» Exercise task
Take every line from the listing below that contains "another".

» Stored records
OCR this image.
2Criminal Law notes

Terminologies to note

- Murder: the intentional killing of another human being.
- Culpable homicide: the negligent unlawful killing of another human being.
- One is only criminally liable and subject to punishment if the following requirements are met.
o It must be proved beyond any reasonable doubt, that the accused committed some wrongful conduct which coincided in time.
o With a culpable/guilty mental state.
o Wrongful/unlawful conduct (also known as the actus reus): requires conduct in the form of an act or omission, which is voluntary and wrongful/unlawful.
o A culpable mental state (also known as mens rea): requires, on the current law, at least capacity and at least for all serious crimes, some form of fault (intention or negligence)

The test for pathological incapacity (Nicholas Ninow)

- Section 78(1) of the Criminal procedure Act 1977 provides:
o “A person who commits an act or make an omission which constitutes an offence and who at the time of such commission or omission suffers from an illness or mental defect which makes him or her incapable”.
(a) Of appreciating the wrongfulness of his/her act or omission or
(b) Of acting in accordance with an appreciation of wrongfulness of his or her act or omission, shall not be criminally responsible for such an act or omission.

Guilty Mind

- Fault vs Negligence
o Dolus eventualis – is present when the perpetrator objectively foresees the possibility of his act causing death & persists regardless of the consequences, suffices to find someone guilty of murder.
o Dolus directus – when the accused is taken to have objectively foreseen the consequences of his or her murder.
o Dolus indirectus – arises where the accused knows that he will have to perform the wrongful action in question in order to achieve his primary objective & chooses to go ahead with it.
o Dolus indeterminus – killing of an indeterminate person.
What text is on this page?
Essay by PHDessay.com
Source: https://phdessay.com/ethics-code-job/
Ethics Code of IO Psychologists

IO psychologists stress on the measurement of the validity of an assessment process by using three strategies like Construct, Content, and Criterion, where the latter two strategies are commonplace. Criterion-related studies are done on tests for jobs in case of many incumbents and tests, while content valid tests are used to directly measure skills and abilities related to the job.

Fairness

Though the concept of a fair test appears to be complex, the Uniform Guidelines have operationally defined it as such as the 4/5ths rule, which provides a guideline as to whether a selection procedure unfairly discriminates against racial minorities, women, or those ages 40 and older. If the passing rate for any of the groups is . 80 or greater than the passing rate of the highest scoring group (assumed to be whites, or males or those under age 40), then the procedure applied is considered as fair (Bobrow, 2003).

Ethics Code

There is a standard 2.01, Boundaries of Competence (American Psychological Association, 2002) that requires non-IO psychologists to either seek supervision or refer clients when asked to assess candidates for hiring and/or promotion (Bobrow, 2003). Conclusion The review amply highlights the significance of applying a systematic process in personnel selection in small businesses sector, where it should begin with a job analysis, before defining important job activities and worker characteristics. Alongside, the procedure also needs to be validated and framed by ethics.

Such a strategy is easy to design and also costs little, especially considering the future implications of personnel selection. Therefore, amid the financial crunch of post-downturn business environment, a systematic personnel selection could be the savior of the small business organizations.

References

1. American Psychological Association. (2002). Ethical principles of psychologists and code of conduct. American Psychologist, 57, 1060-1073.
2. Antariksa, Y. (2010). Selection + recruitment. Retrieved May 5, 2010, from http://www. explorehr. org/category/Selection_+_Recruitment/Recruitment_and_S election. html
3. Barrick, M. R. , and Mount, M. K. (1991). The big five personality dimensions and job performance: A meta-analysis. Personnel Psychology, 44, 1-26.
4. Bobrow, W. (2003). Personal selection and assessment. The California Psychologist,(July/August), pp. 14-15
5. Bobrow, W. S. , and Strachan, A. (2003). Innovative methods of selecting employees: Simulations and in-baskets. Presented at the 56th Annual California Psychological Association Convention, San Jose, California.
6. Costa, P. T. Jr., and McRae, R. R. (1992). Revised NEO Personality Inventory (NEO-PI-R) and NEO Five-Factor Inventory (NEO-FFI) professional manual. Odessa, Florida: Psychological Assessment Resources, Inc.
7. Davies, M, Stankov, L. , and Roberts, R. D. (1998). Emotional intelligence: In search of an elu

» Exercise solution
- Murder: the intentional killing of another human being.
- Culpable homicide: the negligent unlawful killing of another human being.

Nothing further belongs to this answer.